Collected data
——

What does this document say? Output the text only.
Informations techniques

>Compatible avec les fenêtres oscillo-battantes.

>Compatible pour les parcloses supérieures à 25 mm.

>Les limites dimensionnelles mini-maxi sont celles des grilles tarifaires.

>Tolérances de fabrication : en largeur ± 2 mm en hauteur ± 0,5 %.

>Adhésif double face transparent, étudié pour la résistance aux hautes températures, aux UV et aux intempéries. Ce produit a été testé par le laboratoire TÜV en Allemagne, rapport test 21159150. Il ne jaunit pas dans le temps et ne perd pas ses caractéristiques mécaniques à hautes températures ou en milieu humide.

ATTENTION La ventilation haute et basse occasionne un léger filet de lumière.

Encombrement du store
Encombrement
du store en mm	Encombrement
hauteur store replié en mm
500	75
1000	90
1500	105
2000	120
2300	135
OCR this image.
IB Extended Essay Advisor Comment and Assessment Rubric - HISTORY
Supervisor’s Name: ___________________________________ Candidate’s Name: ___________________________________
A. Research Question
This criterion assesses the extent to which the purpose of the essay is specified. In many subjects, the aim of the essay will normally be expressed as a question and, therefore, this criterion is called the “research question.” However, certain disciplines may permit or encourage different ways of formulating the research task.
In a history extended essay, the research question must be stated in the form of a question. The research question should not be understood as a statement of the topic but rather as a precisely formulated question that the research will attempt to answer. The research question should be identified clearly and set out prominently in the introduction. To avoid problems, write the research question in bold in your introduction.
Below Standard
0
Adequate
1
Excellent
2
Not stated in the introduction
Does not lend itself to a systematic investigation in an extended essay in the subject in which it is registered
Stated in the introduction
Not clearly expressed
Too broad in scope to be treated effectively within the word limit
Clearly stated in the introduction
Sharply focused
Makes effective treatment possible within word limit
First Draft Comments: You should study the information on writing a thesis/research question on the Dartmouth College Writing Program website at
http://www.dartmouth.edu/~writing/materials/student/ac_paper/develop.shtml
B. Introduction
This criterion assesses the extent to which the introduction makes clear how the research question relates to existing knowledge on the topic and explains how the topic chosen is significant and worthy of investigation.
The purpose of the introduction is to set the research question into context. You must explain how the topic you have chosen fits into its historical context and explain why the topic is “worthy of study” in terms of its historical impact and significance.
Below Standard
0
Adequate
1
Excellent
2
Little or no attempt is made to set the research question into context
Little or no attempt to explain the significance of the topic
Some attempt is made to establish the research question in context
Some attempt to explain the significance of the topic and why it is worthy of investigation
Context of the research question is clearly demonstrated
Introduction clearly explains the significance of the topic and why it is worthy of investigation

——

## TASK TO COMPLETE
Print every record exactly as it was given.

## RESULT OF THIS EXERCISE
What does this document say? Output the text only.
Informations techniques

>Compatible avec les fenêtres oscillo-battantes.

>Compatible pour les parcloses supérieures à 25 mm.

>Les limites dimensionnelles mini-maxi sont celles des grilles tarifaires.

>Tolérances de fabrication : en largeur ± 2 mm en hauteur ± 0,5 %.

>Adhésif double face transparent, étudié pour la résistance aux hautes températures, aux UV et aux intempéries. Ce produit a été testé par le laboratoire TÜV en Allemagne, rapport test 21159150. Il ne jaunit pas dans le temps et ne perd pas ses caractéristiques mécaniques à hautes températures ou en milieu humide.

ATTENTION La ventilation haute et basse occasionne un léger filet de lumière.

Encombrement du store
Encombrement
du store en mm	Encombrement
hauteur store replié en mm
500	75
1000	90
1500	105
2000	120
2300	135
OCR this image.
IB Extended Essay Advisor Comment and Assessment Rubric - HISTORY
Supervisor’s Name: ___________________________________ Candidate’s Name: ___________________________________
A. Research Question
This criterion assesses the extent to which the purpose of the essay is specified. In many subjects, the aim of the essay will normally be expressed as a question and, therefore, this criterion is called the “research question.” However, certain disciplines may permit or encourage different ways of formulating the research task.
In a history extended essay, the research question must be stated in the form of a question. The research question should not be understood as a statement of the topic but rather as a precisely formulated question that the research will attempt to answer. The research question should be identified clearly and set out prominently in the introduction. To avoid problems, write the research question in bold in your introduction.
Below Standard
0
Adequate
1
Excellent
2
Not stated in the introduction
Does not lend itself to a systematic investigation in an extended essay in the subject in which it is registered
Stated in the introduction
Not clearly expressed
Too broad in scope to be treated effectively within the word limit
Clearly stated in the introduction
Sharply focused
Makes effective treatment possible within word limit
First Draft Comments: You should study the information on writing a thesis/research question on the Dartmouth College Writing Program website at
http://www.dartmouth.edu/~writing/materials/student/ac_paper/develop.shtml
B. Introduction
This criterion assesses the extent to which the introduction makes clear how the research question relates to existing knowledge on the topic and explains how the topic chosen is significant and worthy of investigation.
The purpose of the introduction is to set the research question into context. You must explain how the topic you have chosen fits into its historical context and explain why the topic is “worthy of study” in terms of its historical impact and significance.
Below Standard
0
Adequate
1
Excellent
2
Little or no attempt is made to set the research question into context
Little or no attempt to explain the significance of the topic
Some attempt is made to establish the research question in context
Some attempt to explain the significance of the topic and why it is worthy of investigation
Context of the research question is clearly demonstrated
Introduction clearly explains the significance of the topic and why it is worthy of investigation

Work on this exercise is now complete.